### Input records
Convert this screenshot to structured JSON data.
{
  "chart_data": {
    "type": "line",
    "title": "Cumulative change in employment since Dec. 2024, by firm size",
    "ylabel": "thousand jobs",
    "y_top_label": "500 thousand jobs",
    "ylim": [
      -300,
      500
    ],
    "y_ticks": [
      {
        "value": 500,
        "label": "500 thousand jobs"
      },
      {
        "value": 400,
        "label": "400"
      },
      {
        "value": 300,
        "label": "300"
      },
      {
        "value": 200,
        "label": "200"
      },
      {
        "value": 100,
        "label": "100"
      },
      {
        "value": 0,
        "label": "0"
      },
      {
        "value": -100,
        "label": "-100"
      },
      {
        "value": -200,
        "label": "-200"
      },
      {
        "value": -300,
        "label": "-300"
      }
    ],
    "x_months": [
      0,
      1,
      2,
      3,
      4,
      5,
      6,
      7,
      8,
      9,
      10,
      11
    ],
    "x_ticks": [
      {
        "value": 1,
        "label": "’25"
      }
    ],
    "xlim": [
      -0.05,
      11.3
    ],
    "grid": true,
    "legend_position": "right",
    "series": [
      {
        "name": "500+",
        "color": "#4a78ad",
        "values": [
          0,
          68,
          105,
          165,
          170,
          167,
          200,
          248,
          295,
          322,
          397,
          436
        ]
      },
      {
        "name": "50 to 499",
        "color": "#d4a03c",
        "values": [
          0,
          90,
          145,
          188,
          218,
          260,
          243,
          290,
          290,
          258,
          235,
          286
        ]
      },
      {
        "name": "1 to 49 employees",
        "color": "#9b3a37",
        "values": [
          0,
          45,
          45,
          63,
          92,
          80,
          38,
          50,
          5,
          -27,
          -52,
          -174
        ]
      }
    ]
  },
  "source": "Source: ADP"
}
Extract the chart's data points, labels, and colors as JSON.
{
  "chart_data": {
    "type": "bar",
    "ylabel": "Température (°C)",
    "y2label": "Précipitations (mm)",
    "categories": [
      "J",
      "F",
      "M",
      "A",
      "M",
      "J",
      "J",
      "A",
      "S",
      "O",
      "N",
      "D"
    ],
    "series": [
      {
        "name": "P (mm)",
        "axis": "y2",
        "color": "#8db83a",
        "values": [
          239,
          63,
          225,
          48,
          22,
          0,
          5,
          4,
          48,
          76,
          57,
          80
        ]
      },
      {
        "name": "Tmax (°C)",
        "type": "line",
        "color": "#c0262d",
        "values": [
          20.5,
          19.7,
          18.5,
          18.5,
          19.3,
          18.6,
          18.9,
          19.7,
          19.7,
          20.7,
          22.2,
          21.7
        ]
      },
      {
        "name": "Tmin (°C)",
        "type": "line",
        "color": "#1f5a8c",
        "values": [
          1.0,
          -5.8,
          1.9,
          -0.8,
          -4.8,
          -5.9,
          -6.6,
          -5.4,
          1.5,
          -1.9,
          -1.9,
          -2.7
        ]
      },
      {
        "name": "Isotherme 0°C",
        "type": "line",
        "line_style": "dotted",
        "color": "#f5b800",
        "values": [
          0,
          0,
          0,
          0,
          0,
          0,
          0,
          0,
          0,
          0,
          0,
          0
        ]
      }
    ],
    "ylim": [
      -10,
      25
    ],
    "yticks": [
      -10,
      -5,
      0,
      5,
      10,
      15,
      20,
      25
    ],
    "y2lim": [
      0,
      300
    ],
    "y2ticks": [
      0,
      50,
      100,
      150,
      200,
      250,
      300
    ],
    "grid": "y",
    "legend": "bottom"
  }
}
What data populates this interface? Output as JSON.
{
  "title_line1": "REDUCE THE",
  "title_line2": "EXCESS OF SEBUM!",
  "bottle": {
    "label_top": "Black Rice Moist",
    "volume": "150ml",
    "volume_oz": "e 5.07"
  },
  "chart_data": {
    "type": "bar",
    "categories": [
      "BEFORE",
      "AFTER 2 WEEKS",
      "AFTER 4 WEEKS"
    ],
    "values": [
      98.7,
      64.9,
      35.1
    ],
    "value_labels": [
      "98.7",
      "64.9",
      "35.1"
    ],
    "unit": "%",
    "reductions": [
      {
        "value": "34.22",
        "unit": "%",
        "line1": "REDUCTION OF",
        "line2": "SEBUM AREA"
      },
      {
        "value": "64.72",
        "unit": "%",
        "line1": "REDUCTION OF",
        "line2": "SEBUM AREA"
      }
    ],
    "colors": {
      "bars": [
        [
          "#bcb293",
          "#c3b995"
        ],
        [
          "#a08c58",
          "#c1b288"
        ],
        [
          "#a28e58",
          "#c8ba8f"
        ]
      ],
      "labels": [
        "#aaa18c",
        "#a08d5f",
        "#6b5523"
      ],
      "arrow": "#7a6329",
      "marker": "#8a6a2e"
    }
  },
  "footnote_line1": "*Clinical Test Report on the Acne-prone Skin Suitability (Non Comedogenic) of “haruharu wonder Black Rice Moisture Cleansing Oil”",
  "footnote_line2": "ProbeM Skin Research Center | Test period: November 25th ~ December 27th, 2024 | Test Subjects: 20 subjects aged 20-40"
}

### Objective
Word for word, write out all of the data above.

### Complete output
Convert this screenshot to structured JSON data.
{
  "chart_data": {
    "type": "line",
    "title": "Cumulative change in employment since Dec. 2024, by firm size",
    "ylabel": "thousand jobs",
    "y_top_label": "500 thousand jobs",
    "ylim": [
      -300,
      500
    ],
    "y_ticks": [
      {
        "value": 500,
        "label": "500 thousand jobs"
      },
      {
        "value": 400,
        "label": "400"
      },
      {
        "value": 300,
        "label": "300"
      },
      {
        "value": 200,
        "label": "200"
      },
      {
        "value": 100,
        "label": "100"
      },
      {
        "value": 0,
        "label": "0"
      },
      {
        "value": -100,
        "label": "-100"
      },
      {
        "value": -200,
        "label": "-200"
      },
      {
        "value": -300,
        "label": "-300"
      }
    ],
    "x_months": [
      0,
      1,
      2,
      3,
      4,
      5,
      6,
      7,
      8,
      9,
      10,
      11
    ],
    "x_ticks": [
      {
        "value": 1,
        "label": "’25"
      }
    ],
    "xlim": [
      -0.05,
      11.3
    ],
    "grid": true,
    "legend_position": "right",
    "series": [
      {
        "name": "500+",
        "color": "#4a78ad",
        "values": [
          0,
          68,
          105,
          165,
          170,
          167,
          200,
          248,
          295,
          322,
          397,
          436
        ]
      },
      {
        "name": "50 to 499",
        "color": "#d4a03c",
        "values": [
          0,
          90,
          145,
          188,
          218,
          260,
          243,
          290,
          290,
          258,
          235,
          286
        ]
      },
      {
        "name": "1 to 49 employees",
        "color": "#9b3a37",
        "values": [
          0,
          45,
          45,
          63,
          92,
          80,
          38,
          50,
          5,
          -27,
          -52,
          -174
        ]
      }
    ]
  },
  "source": "Source: ADP"
}
Extract the chart's data points, labels, and colors as JSON.
{
  "chart_data": {
    "type": "bar",
    "ylabel": "Température (°C)",
    "y2label": "Précipitations (mm)",
    "categories": [
      "J",
      "F",
      "M",
      "A",
      "M",
      "J",
      "J",
      "A",
      "S",
      "O",
      "N",
      "D"
    ],
    "series": [
      {
        "name": "P (mm)",
        "axis": "y2",
        "color": "#8db83a",
        "values": [
          239,
          63,
          225,
          48,
          22,
          0,
          5,
          4,
          48,
          76,
          57,
          80
        ]
      },
      {
        "name": "Tmax (°C)",
        "type": "line",
        "color": "#c0262d",
        "values": [
          20.5,
          19.7,
          18.5,
          18.5,
          19.3,
          18.6,
          18.9,
          19.7,
          19.7,
          20.7,
          22.2,
          21.7
        ]
      },
      {
        "name": "Tmin (°C)",
        "type": "line",
        "color": "#1f5a8c",
        "values": [
          1.0,
          -5.8,
          1.9,
          -0.8,
          -4.8,
          -5.9,
          -6.6,
          -5.4,
          1.5,
          -1.9,
          -1.9,
          -2.7
        ]
      },
      {
        "name": "Isotherme 0°C",
        "type": "line",
        "line_style": "dotted",
        "color": "#f5b800",
        "values": [
          0,
          0,
          0,
          0,
          0,
          0,
          0,
          0,
          0,
          0,
          0,
          0
        ]
      }
    ],
    "ylim": [
      -10,
      25
    ],
    "yticks": [
      -10,
      -5,
      0,
      5,
      10,
      15,
      20,
      25
    ],
    "y2lim": [
      0,
      300
    ],
    "y2ticks": [
      0,
      50,
      100,
      150,
      200,
      250,
      300
    ],
    "grid": "y",
    "legend": "bottom"
  }
}
What data populates this interface? Output as JSON.
{
  "title_line1": "REDUCE THE",
  "title_line2": "EXCESS OF SEBUM!",
  "bottle": {
    "label_top": "Black Rice Moist",
    "volume": "150ml",
    "volume_oz": "e 5.07"
  },
  "chart_data": {
    "type": "bar",
    "categories": [
      "BEFORE",
      "AFTER 2 WEEKS",
      "AFTER 4 WEEKS"
    ],
    "values": [
      98.7,
      64.9,
      35.1
    ],
    "value_labels": [
      "98.7",
      "64.9",
      "35.1"
    ],
    "unit": "%",
    "reductions": [
      {
        "value": "34.22",
        "unit": "%",
        "line1": "REDUCTION OF",
        "line2": "SEBUM AREA"
      },
      {
        "value": "64.72",
        "unit": "%",
        "line1": "REDUCTION OF",
        "line2": "SEBUM AREA"
      }
    ],
    "colors": {
      "bars": [
        [
          "#bcb293",
          "#c3b995"
        ],
        [
          "#a08c58",
          "#c1b288"
        ],
        [
          "#a28e58",
          "#c8ba8f"
        ]
      ],
      "labels": [
        "#aaa18c",
        "#a08d5f",
        "#6b5523"
      ],
      "arrow": "#7a6329",
      "marker": "#8a6a2e"
    }
  },
  "footnote_line1": "*Clinical Test Report on the Acne-prone Skin Suitability (Non Comedogenic) of “haruharu wonder Black Rice Moisture Cleansing Oil”",
  "footnote_line2": "ProbeM Skin Research Center | Test period: November 25th ~ December 27th, 2024 | Test Subjects: 20 subjects aged 20-40"
}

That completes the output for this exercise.